▼▼▼

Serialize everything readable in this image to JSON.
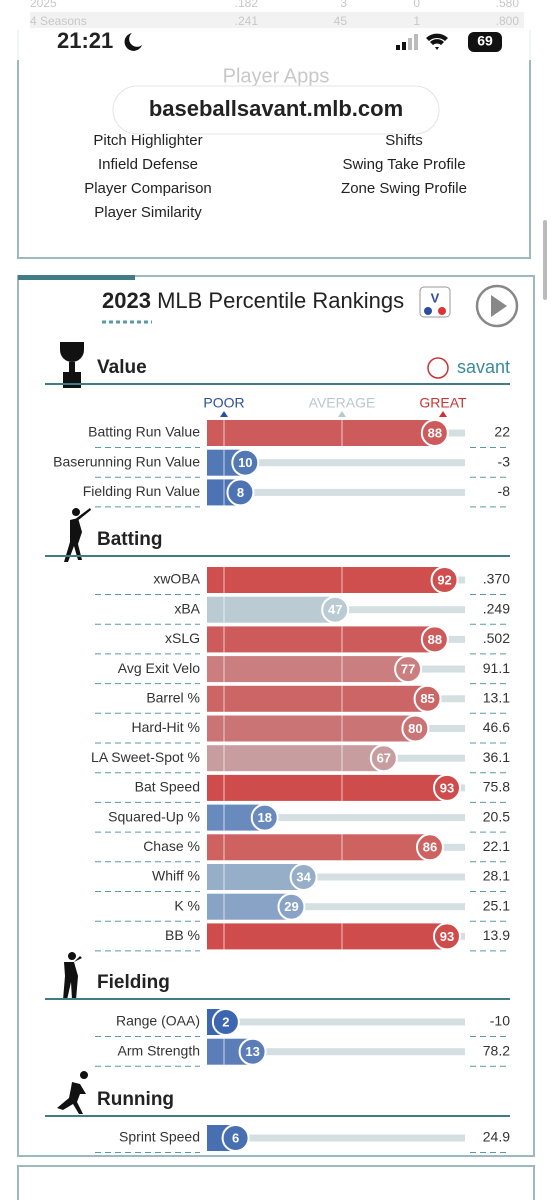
{
  "status_bar": {
    "time": "21:21",
    "battery": "69"
  },
  "background_table": {
    "rows": [
      [
        "2025",
        ".182",
        "3",
        "0",
        ".580"
      ],
      [
        "4 Seasons",
        ".241",
        "45",
        "1",
        ".800"
      ]
    ]
  },
  "url": "baseballsavant.mlb.com",
  "player_apps": {
    "title": "Player Apps",
    "left": [
      "Pitch Highlighter",
      "Infield Defense",
      "Player Comparison",
      "Player Similarity"
    ],
    "right": [
      "Shifts",
      "Swing Take Profile",
      "Zone Swing Profile"
    ]
  },
  "rankings": {
    "year": "2023",
    "title": "MLB Percentile Rankings",
    "brand": "savant",
    "legend": [
      "POOR",
      "AVERAGE",
      "GREAT"
    ],
    "sections": [
      {
        "title": "Value",
        "rows": [
          {
            "label": "Batting Run Value",
            "percentile": 88,
            "value": "22"
          },
          {
            "label": "Baserunning Run Value",
            "percentile": 10,
            "value": "-3"
          },
          {
            "label": "Fielding Run Value",
            "percentile": 8,
            "value": "-8"
          }
        ]
      },
      {
        "title": "Batting",
        "rows": [
          {
            "label": "xwOBA",
            "percentile": 92,
            "value": ".370"
          },
          {
            "label": "xBA",
            "percentile": 47,
            "value": ".249"
          },
          {
            "label": "xSLG",
            "percentile": 88,
            "value": ".502"
          },
          {
            "label": "Avg Exit Velo",
            "percentile": 77,
            "value": "91.1"
          },
          {
            "label": "Barrel %",
            "percentile": 85,
            "value": "13.1"
          },
          {
            "label": "Hard-Hit %",
            "percentile": 80,
            "value": "46.6"
          },
          {
            "label": "LA Sweet-Spot %",
            "percentile": 67,
            "value": "36.1"
          },
          {
            "label": "Bat Speed",
            "percentile": 93,
            "value": "75.8"
          },
          {
            "label": "Squared-Up %",
            "percentile": 18,
            "value": "20.5"
          },
          {
            "label": "Chase %",
            "percentile": 86,
            "value": "22.1"
          },
          {
            "label": "Whiff %",
            "percentile": 34,
            "value": "28.1"
          },
          {
            "label": "K %",
            "percentile": 29,
            "value": "25.1"
          },
          {
            "label": "BB %",
            "percentile": 93,
            "value": "13.9"
          }
        ]
      },
      {
        "title": "Fielding",
        "rows": [
          {
            "label": "Range (OAA)",
            "percentile": 2,
            "value": "-10"
          },
          {
            "label": "Arm Strength",
            "percentile": 13,
            "value": "78.2"
          }
        ]
      },
      {
        "title": "Running",
        "rows": [
          {
            "label": "Sprint Speed",
            "percentile": 6,
            "value": "24.9"
          }
        ]
      }
    ]
  }
}
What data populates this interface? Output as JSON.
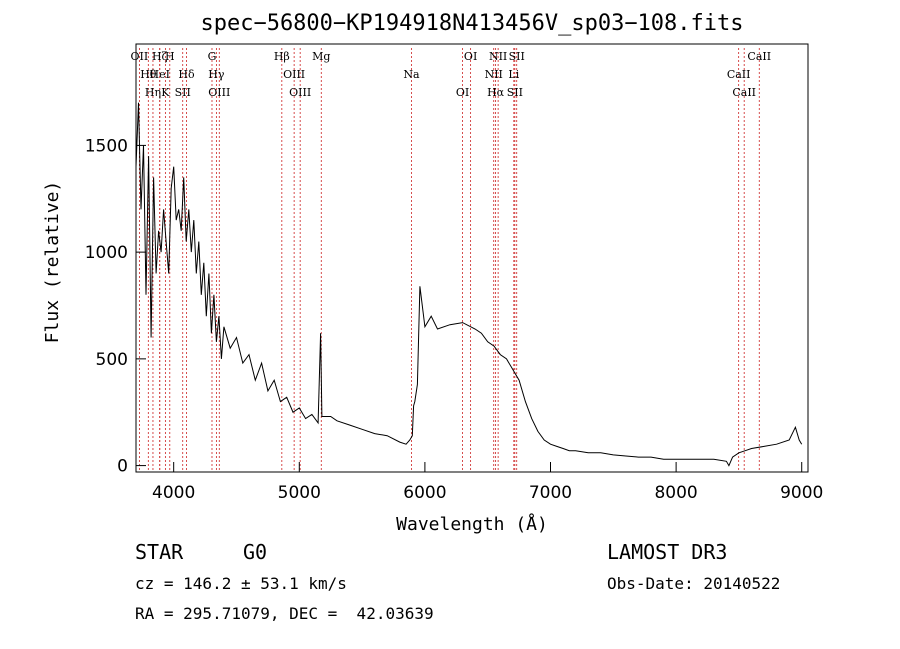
{
  "chart_data": {
    "type": "line",
    "title": "spec−56800−KP194918N413456V_sp03−108.fits",
    "xlabel": "Wavelength (Å)",
    "ylabel": "Flux (relative)",
    "xlim": [
      3700,
      9050
    ],
    "ylim": [
      -30,
      1975
    ],
    "xticks": [
      4000,
      5000,
      6000,
      7000,
      8000,
      9000
    ],
    "yticks": [
      0,
      500,
      1000,
      1500
    ],
    "series": [
      {
        "name": "flux",
        "x": [
          3700,
          3720,
          3740,
          3760,
          3780,
          3800,
          3820,
          3840,
          3860,
          3880,
          3900,
          3920,
          3940,
          3960,
          3980,
          4000,
          4020,
          4040,
          4060,
          4080,
          4100,
          4120,
          4140,
          4160,
          4180,
          4200,
          4220,
          4240,
          4260,
          4280,
          4300,
          4320,
          4340,
          4360,
          4380,
          4400,
          4450,
          4500,
          4550,
          4600,
          4650,
          4700,
          4750,
          4800,
          4850,
          4900,
          4950,
          5000,
          5050,
          5100,
          5150,
          5170,
          5180,
          5200,
          5250,
          5300,
          5400,
          5500,
          5600,
          5700,
          5800,
          5850,
          5880,
          5900,
          5910,
          5920,
          5940,
          5960,
          6000,
          6050,
          6100,
          6200,
          6300,
          6400,
          6450,
          6500,
          6550,
          6600,
          6650,
          6700,
          6750,
          6800,
          6850,
          6900,
          6950,
          7000,
          7050,
          7100,
          7150,
          7200,
          7300,
          7400,
          7500,
          7600,
          7700,
          7800,
          7900,
          8000,
          8100,
          8200,
          8300,
          8400,
          8420,
          8450,
          8500,
          8550,
          8600,
          8700,
          8800,
          8900,
          8950,
          8980,
          9000
        ],
        "values": [
          1400,
          1700,
          1200,
          1500,
          800,
          1450,
          600,
          1350,
          900,
          1100,
          1000,
          1200,
          1050,
          900,
          1300,
          1400,
          1150,
          1200,
          1100,
          1350,
          1050,
          1200,
          1000,
          1150,
          900,
          1050,
          800,
          950,
          700,
          900,
          620,
          800,
          580,
          700,
          500,
          650,
          550,
          600,
          480,
          520,
          400,
          480,
          350,
          400,
          300,
          320,
          250,
          270,
          220,
          240,
          200,
          620,
          230,
          230,
          230,
          210,
          190,
          170,
          150,
          140,
          110,
          100,
          120,
          140,
          280,
          300,
          380,
          840,
          650,
          700,
          640,
          660,
          670,
          640,
          620,
          580,
          560,
          520,
          500,
          450,
          400,
          300,
          220,
          160,
          120,
          100,
          90,
          80,
          70,
          70,
          60,
          60,
          50,
          45,
          40,
          40,
          30,
          30,
          30,
          30,
          30,
          20,
          0,
          40,
          60,
          70,
          80,
          90,
          100,
          120,
          180,
          120,
          100
        ]
      }
    ],
    "line_markers": [
      {
        "name": "OII",
        "wavelength": 3727
      },
      {
        "name": "Hθ",
        "wavelength": 3798
      },
      {
        "name": "Hη",
        "wavelength": 3835
      },
      {
        "name": "Hζ",
        "wavelength": 3889
      },
      {
        "name": "HeI",
        "wavelength": 3889
      },
      {
        "name": "K",
        "wavelength": 3934
      },
      {
        "name": "H",
        "wavelength": 3969
      },
      {
        "name": "Hδ",
        "wavelength": 4102
      },
      {
        "name": "SII",
        "wavelength": 4072
      },
      {
        "name": "G",
        "wavelength": 4305
      },
      {
        "name": "Hγ",
        "wavelength": 4340
      },
      {
        "name": "OIII",
        "wavelength": 4363
      },
      {
        "name": "Hβ",
        "wavelength": 4861
      },
      {
        "name": "OIII",
        "wavelength": 4959
      },
      {
        "name": "OIII",
        "wavelength": 5007
      },
      {
        "name": "Mg",
        "wavelength": 5175
      },
      {
        "name": "Na",
        "wavelength": 5893
      },
      {
        "name": "OI",
        "wavelength": 6300
      },
      {
        "name": "OI",
        "wavelength": 6364
      },
      {
        "name": "NII",
        "wavelength": 6548
      },
      {
        "name": "Hα",
        "wavelength": 6563
      },
      {
        "name": "NII",
        "wavelength": 6583
      },
      {
        "name": "Li",
        "wavelength": 6708
      },
      {
        "name": "SII",
        "wavelength": 6716
      },
      {
        "name": "SII",
        "wavelength": 6731
      },
      {
        "name": "CaII",
        "wavelength": 8498
      },
      {
        "name": "CaII",
        "wavelength": 8542
      },
      {
        "name": "CaII",
        "wavelength": 8662
      }
    ]
  },
  "info": {
    "object_class": "STAR",
    "subclass": "G0",
    "survey": "LAMOST DR3",
    "redshift_line": "cz = 146.2 ± 53.1 km/s",
    "obs_date": "Obs-Date: 20140522",
    "coords": "RA = 295.71079, DEC =  42.03639"
  }
}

▲▲▲

• [GOAL]
Looking at the records above, report how many lines contain the word "title". Answer with the number only.

• [ANSWER]
7